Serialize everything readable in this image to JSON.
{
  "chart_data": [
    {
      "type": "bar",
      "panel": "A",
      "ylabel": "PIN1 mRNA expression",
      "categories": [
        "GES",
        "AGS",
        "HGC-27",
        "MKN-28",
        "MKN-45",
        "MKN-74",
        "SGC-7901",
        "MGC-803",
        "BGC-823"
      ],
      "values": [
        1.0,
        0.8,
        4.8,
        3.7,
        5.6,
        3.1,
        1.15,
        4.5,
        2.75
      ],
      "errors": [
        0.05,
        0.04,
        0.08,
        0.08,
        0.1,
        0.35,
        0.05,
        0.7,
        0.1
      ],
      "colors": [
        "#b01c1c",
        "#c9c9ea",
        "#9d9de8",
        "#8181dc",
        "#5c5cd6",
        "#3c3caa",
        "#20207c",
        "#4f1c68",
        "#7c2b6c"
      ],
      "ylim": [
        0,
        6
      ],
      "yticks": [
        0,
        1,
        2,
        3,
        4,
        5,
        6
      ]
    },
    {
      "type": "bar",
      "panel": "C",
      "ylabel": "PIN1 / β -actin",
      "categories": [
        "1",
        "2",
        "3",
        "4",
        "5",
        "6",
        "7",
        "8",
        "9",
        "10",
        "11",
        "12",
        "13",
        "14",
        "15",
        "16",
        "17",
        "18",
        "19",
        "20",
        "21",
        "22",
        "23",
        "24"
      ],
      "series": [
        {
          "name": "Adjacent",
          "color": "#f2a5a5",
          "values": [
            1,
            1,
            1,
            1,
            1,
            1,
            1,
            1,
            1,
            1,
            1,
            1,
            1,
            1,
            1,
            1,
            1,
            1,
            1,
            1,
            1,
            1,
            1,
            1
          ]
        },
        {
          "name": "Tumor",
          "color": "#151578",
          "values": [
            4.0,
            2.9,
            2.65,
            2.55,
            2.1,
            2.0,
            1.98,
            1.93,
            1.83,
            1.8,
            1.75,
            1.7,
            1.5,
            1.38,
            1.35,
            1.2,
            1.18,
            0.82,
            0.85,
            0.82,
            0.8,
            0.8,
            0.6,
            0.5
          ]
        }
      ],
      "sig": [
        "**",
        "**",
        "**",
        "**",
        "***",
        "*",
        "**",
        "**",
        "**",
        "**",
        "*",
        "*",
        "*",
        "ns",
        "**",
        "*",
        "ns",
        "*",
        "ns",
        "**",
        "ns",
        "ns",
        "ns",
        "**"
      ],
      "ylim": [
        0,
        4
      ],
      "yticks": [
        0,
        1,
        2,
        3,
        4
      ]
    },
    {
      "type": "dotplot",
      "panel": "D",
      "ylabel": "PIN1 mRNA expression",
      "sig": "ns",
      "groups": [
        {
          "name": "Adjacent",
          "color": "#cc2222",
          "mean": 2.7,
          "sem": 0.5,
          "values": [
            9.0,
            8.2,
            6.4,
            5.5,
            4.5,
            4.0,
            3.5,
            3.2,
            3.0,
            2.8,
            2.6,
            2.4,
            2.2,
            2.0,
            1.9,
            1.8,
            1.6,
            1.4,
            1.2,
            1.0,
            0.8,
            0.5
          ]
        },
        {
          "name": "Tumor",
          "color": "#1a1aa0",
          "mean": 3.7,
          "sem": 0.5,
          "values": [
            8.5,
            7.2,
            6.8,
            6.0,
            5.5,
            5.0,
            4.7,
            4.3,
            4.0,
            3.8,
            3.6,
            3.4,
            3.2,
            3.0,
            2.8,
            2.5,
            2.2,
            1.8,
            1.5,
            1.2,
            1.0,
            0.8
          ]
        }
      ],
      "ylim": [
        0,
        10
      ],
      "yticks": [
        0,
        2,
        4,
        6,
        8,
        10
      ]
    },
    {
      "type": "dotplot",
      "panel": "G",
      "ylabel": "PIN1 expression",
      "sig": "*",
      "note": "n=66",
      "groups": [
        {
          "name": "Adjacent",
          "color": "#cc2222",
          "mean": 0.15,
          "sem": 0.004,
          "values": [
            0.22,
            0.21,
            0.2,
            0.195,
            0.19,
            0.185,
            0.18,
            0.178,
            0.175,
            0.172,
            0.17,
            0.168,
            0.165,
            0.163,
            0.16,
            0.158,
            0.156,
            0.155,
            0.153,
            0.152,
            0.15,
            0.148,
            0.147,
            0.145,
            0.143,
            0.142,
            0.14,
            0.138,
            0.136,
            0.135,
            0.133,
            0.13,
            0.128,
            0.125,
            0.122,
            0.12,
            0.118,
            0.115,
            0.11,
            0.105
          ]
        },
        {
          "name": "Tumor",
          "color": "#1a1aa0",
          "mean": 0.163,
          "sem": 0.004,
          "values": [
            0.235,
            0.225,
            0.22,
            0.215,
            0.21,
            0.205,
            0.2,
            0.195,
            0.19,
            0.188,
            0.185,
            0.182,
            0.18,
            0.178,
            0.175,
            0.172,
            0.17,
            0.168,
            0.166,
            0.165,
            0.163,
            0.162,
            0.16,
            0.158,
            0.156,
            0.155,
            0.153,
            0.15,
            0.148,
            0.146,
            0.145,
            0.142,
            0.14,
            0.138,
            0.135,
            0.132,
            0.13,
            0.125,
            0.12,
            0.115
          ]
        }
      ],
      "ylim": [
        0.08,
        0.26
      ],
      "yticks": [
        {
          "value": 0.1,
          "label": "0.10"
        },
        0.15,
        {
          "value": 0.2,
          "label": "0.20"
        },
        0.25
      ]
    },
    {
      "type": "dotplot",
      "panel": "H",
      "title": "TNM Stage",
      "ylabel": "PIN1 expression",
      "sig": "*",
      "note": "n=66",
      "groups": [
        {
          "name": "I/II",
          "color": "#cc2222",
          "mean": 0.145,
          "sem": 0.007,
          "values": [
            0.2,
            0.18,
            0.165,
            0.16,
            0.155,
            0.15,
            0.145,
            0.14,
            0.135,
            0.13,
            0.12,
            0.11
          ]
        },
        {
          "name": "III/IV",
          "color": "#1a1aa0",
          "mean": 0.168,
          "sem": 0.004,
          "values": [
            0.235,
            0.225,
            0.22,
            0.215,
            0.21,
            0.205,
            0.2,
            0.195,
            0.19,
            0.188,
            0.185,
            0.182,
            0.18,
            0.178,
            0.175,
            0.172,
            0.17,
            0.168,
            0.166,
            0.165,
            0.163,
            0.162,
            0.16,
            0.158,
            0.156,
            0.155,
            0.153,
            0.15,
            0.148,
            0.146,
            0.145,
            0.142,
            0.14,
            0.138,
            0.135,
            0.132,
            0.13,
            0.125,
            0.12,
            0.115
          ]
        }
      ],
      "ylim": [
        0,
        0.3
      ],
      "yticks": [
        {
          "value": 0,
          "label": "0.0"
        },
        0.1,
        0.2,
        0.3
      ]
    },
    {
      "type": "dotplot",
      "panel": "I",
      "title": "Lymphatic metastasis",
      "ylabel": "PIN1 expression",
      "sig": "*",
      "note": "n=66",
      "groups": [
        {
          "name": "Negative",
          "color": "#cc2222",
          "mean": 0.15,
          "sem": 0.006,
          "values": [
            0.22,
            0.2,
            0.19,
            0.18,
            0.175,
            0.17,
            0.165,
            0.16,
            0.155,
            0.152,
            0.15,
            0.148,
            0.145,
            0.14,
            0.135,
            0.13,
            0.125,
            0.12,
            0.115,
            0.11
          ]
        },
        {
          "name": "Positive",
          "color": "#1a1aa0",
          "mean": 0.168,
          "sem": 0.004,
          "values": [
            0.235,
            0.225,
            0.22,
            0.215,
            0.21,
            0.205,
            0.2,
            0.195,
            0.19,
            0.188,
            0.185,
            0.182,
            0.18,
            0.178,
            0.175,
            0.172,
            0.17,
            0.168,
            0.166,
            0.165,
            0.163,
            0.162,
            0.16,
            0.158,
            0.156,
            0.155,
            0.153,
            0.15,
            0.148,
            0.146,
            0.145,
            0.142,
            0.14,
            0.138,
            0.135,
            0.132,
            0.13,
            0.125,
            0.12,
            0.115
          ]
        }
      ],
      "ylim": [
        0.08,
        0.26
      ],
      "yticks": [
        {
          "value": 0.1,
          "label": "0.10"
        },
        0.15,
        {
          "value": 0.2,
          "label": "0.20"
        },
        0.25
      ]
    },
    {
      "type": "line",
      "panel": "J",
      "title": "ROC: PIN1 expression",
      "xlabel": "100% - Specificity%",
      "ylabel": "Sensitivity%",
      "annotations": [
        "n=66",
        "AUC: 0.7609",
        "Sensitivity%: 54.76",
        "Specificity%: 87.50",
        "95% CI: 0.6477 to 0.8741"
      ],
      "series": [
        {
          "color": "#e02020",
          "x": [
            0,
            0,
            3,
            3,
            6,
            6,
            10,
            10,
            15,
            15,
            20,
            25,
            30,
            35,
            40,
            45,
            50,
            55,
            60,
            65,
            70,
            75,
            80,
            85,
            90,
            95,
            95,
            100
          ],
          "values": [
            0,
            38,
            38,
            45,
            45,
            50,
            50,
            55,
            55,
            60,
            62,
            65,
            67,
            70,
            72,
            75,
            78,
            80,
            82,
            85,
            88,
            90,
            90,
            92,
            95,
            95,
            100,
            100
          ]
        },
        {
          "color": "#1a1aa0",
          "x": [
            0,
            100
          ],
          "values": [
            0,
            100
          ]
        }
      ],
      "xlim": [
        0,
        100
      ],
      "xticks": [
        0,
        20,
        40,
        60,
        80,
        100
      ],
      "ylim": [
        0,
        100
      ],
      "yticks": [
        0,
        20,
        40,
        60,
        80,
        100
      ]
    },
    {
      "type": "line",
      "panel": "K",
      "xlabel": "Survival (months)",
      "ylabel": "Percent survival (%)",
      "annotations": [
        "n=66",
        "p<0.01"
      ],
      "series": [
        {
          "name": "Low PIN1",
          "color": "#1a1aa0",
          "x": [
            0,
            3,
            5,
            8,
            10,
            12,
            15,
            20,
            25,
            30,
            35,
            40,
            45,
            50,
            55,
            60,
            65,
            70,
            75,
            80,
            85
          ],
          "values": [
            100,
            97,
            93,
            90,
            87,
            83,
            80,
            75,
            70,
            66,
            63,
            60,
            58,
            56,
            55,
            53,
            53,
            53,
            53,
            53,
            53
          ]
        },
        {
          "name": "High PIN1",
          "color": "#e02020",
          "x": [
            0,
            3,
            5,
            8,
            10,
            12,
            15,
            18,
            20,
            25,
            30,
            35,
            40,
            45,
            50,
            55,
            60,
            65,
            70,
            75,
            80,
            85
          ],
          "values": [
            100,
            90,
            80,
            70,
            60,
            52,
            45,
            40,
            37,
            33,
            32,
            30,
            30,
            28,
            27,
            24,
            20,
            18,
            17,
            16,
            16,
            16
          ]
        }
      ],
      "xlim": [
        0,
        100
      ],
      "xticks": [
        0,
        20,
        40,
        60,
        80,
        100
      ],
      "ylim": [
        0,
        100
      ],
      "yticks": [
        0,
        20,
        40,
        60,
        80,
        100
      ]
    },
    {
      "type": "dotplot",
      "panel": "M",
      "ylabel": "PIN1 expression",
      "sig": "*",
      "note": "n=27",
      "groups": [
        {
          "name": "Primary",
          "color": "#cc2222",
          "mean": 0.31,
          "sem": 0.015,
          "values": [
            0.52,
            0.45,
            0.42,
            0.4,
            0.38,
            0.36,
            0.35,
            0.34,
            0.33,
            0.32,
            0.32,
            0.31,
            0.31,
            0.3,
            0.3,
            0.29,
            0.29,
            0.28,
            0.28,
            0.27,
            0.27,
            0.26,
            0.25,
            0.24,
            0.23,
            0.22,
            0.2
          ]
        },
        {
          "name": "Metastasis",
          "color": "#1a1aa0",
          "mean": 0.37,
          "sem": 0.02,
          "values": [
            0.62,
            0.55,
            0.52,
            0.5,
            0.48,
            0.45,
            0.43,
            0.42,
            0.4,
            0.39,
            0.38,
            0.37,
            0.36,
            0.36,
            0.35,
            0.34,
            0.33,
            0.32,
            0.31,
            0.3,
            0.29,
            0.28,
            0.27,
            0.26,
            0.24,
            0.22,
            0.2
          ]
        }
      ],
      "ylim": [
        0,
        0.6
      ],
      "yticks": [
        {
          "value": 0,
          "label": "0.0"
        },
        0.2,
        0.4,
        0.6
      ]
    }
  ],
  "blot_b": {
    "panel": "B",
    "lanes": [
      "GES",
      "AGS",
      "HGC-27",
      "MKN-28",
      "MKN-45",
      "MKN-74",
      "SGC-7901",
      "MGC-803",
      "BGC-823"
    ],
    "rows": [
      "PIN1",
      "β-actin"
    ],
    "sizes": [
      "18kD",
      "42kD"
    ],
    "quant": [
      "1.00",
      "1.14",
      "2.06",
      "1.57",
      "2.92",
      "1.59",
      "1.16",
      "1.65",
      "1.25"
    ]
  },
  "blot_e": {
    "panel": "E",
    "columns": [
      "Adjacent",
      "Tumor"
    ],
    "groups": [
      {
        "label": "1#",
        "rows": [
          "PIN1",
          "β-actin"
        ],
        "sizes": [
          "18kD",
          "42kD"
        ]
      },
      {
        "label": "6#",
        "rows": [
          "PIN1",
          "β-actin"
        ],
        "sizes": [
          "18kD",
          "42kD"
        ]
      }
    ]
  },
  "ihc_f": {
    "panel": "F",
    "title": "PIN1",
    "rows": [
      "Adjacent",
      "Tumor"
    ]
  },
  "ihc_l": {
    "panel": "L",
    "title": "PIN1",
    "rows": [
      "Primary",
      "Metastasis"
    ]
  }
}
========================================
#### TASK PROMPT:
Lines of the data above that include the string "Specificity" must each be copied.

#### RESULT BELOW:
      "xlabel": "100% - Specificity%",
        "Specificity%: 87.50",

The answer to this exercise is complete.